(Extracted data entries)
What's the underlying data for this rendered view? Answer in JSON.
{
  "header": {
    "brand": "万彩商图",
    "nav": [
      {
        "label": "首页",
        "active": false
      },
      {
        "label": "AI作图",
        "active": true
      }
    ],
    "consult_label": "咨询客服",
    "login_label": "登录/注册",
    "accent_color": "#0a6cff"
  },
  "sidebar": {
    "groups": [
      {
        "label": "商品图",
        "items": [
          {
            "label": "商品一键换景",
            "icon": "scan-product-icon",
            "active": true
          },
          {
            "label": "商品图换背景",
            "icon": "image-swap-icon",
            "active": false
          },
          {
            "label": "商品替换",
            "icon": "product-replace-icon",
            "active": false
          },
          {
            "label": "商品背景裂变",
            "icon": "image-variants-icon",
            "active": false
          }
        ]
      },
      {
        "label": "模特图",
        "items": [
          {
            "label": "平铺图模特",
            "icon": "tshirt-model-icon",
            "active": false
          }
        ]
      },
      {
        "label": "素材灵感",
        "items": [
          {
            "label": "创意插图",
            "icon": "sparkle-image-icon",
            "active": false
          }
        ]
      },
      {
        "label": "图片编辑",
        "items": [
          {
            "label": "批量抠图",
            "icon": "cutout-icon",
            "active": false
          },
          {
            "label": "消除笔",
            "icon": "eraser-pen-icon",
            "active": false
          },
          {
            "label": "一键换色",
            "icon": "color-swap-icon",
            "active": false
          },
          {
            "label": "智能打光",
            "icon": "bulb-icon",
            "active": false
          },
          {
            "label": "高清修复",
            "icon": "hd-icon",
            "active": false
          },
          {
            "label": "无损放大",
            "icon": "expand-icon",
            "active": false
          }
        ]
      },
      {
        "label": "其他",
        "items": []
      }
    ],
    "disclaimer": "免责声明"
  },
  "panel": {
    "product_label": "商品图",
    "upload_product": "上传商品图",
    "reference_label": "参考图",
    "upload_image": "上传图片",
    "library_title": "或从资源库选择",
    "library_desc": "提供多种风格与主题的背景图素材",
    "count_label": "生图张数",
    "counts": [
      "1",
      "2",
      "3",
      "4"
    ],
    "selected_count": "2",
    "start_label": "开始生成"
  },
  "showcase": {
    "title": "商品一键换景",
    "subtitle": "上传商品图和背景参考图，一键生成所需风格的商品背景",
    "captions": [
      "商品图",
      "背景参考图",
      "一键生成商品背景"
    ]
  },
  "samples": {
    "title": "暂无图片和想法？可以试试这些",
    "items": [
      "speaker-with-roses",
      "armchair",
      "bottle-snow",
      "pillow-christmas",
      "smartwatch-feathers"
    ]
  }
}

# [Work to do]
Isolate the lines above that contain the word "icon" and copy them.

# [Task response]
            "icon": "scan-product-icon",
            "icon": "image-swap-icon",
            "icon": "product-replace-icon",
            "icon": "image-variants-icon",
            "icon": "tshirt-model-icon",
            "icon": "sparkle-image-icon",
            "icon": "cutout-icon",
            "icon": "eraser-pen-icon",
            "icon": "color-swap-icon",
            "icon": "bulb-icon",
            "icon": "hd-icon",
            "icon": "expand-icon",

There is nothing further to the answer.